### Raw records
-----

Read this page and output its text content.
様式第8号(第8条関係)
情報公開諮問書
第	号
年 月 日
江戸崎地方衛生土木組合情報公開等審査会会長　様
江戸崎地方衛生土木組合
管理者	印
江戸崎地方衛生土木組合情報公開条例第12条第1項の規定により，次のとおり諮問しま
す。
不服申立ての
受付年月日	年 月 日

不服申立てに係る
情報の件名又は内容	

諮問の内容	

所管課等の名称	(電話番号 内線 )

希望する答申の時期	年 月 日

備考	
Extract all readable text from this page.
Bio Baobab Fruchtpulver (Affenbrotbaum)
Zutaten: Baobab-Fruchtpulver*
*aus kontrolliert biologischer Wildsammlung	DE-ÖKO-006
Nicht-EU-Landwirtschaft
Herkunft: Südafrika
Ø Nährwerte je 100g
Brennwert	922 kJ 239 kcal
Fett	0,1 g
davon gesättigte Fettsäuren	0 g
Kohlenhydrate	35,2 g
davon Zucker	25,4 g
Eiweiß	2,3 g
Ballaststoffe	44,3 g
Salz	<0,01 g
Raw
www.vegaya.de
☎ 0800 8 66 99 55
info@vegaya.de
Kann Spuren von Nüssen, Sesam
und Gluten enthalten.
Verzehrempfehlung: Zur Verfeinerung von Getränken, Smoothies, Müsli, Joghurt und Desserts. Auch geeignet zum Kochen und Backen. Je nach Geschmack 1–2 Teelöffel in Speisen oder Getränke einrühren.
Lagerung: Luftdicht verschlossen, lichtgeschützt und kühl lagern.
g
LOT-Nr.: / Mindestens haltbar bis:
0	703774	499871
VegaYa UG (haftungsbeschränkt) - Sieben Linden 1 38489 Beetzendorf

-----

### Problem to work on
Copy every line of the records word for word.

### Written answer
Read this page and output its text content.
様式第8号(第8条関係)
情報公開諮問書
第	号
年 月 日
江戸崎地方衛生土木組合情報公開等審査会会長　様
江戸崎地方衛生土木組合
管理者	印
江戸崎地方衛生土木組合情報公開条例第12条第1項の規定により，次のとおり諮問しま
す。
不服申立ての
受付年月日	年 月 日

不服申立てに係る
情報の件名又は内容	

諮問の内容	

所管課等の名称	(電話番号 内線 )

希望する答申の時期	年 月 日

備考	
Extract all readable text from this page.
Bio Baobab Fruchtpulver (Affenbrotbaum)
Zutaten: Baobab-Fruchtpulver*
*aus kontrolliert biologischer Wildsammlung	DE-ÖKO-006
Nicht-EU-Landwirtschaft
Herkunft: Südafrika
Ø Nährwerte je 100g
Brennwert	922 kJ 239 kcal
Fett	0,1 g
davon gesättigte Fettsäuren	0 g
Kohlenhydrate	35,2 g
davon Zucker	25,4 g
Eiweiß	2,3 g
Ballaststoffe	44,3 g
Salz	<0,01 g
Raw
www.vegaya.de
☎ 0800 8 66 99 55
info@vegaya.de
Kann Spuren von Nüssen, Sesam
und Gluten enthalten.
Verzehrempfehlung: Zur Verfeinerung von Getränken, Smoothies, Müsli, Joghurt und Desserts. Auch geeignet zum Kochen und Backen. Je nach Geschmack 1–2 Teelöffel in Speisen oder Getränke einrühren.
Lagerung: Luftdicht verschlossen, lichtgeschützt und kühl lagern.
g
LOT-Nr.: / Mindestens haltbar bis:
0	703774	499871
VegaYa UG (haftungsbeschränkt) - Sieben Linden 1 38489 Beetzendorf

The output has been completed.